== PROBLEM STATEMENT ==
Copy every line, leaving nothing out and adding nothing.

== THE DATA ==
________________________

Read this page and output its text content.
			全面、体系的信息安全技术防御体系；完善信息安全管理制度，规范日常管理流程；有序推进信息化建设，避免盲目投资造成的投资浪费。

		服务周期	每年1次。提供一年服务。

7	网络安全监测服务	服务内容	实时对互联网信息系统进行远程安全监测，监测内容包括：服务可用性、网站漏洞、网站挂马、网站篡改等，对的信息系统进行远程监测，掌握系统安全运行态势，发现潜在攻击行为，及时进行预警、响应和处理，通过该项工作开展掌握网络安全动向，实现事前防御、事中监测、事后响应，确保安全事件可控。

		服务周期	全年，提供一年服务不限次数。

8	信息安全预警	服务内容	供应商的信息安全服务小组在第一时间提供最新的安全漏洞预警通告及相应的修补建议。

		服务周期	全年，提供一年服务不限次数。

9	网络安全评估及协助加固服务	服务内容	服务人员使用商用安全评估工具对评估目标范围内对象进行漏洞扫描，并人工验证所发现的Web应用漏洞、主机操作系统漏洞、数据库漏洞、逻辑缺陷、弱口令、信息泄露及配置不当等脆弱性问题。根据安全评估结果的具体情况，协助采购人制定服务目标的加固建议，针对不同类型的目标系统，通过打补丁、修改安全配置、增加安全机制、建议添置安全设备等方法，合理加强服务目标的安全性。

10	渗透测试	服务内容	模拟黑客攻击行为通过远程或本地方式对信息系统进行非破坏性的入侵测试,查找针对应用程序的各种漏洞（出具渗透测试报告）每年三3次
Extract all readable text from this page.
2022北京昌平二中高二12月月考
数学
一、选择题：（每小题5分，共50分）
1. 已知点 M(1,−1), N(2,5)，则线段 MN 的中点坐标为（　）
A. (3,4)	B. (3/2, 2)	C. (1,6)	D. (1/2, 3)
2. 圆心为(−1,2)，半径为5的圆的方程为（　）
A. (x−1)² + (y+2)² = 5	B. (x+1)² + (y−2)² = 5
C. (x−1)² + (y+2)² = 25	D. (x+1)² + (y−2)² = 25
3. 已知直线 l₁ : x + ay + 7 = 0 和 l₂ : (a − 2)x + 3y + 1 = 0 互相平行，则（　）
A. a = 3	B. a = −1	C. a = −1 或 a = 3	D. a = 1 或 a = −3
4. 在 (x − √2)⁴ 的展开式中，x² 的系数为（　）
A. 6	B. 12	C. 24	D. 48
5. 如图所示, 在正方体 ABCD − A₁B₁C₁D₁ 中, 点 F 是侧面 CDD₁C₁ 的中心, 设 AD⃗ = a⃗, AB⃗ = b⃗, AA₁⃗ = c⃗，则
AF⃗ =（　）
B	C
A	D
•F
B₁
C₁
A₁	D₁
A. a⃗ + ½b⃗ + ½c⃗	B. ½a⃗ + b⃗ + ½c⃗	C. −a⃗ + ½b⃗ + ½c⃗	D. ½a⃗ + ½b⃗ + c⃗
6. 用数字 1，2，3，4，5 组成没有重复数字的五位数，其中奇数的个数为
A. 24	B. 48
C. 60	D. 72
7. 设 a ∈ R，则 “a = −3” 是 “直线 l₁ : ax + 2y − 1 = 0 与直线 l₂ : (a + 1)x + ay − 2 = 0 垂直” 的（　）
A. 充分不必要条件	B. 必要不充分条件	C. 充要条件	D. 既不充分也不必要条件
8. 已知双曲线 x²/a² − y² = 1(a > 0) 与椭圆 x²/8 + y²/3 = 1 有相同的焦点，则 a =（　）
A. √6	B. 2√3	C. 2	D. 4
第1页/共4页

________________________

== RESULT ==
Read this page and output its text content.
			全面、体系的信息安全技术防御体系；完善信息安全管理制度，规范日常管理流程；有序推进信息化建设，避免盲目投资造成的投资浪费。

		服务周期	每年1次。提供一年服务。

7	网络安全监测服务	服务内容	实时对互联网信息系统进行远程安全监测，监测内容包括：服务可用性、网站漏洞、网站挂马、网站篡改等，对的信息系统进行远程监测，掌握系统安全运行态势，发现潜在攻击行为，及时进行预警、响应和处理，通过该项工作开展掌握网络安全动向，实现事前防御、事中监测、事后响应，确保安全事件可控。

		服务周期	全年，提供一年服务不限次数。

8	信息安全预警	服务内容	供应商的信息安全服务小组在第一时间提供最新的安全漏洞预警通告及相应的修补建议。

		服务周期	全年，提供一年服务不限次数。

9	网络安全评估及协助加固服务	服务内容	服务人员使用商用安全评估工具对评估目标范围内对象进行漏洞扫描，并人工验证所发现的Web应用漏洞、主机操作系统漏洞、数据库漏洞、逻辑缺陷、弱口令、信息泄露及配置不当等脆弱性问题。根据安全评估结果的具体情况，协助采购人制定服务目标的加固建议，针对不同类型的目标系统，通过打补丁、修改安全配置、增加安全机制、建议添置安全设备等方法，合理加强服务目标的安全性。

10	渗透测试	服务内容	模拟黑客攻击行为通过远程或本地方式对信息系统进行非破坏性的入侵测试,查找针对应用程序的各种漏洞（出具渗透测试报告）每年三3次
Extract all readable text from this page.
2022北京昌平二中高二12月月考
数学
一、选择题：（每小题5分，共50分）
1. 已知点 M(1,−1), N(2,5)，则线段 MN 的中点坐标为（　）
A. (3,4)	B. (3/2, 2)	C. (1,6)	D. (1/2, 3)
2. 圆心为(−1,2)，半径为5的圆的方程为（　）
A. (x−1)² + (y+2)² = 5	B. (x+1)² + (y−2)² = 5
C. (x−1)² + (y+2)² = 25	D. (x+1)² + (y−2)² = 25
3. 已知直线 l₁ : x + ay + 7 = 0 和 l₂ : (a − 2)x + 3y + 1 = 0 互相平行，则（　）
A. a = 3	B. a = −1	C. a = −1 或 a = 3	D. a = 1 或 a = −3
4. 在 (x − √2)⁴ 的展开式中，x² 的系数为（　）
A. 6	B. 12	C. 24	D. 48
5. 如图所示, 在正方体 ABCD − A₁B₁C₁D₁ 中, 点 F 是侧面 CDD₁C₁ 的中心, 设 AD⃗ = a⃗, AB⃗ = b⃗, AA₁⃗ = c⃗，则
AF⃗ =（　）
B	C
A	D
•F
B₁
C₁
A₁	D₁
A. a⃗ + ½b⃗ + ½c⃗	B. ½a⃗ + b⃗ + ½c⃗	C. −a⃗ + ½b⃗ + ½c⃗	D. ½a⃗ + ½b⃗ + c⃗
6. 用数字 1，2，3，4，5 组成没有重复数字的五位数，其中奇数的个数为
A. 24	B. 48
C. 60	D. 72
7. 设 a ∈ R，则 “a = −3” 是 “直线 l₁ : ax + 2y − 1 = 0 与直线 l₂ : (a + 1)x + ay − 2 = 0 垂直” 的（　）
A. 充分不必要条件	B. 必要不充分条件	C. 充要条件	D. 既不充分也不必要条件
8. 已知双曲线 x²/a² − y² = 1(a > 0) 与椭圆 x²/8 + y²/3 = 1 有相同的焦点，则 a =（　）
A. √6	B. 2√3	C. 2	D. 4
第1页/共4页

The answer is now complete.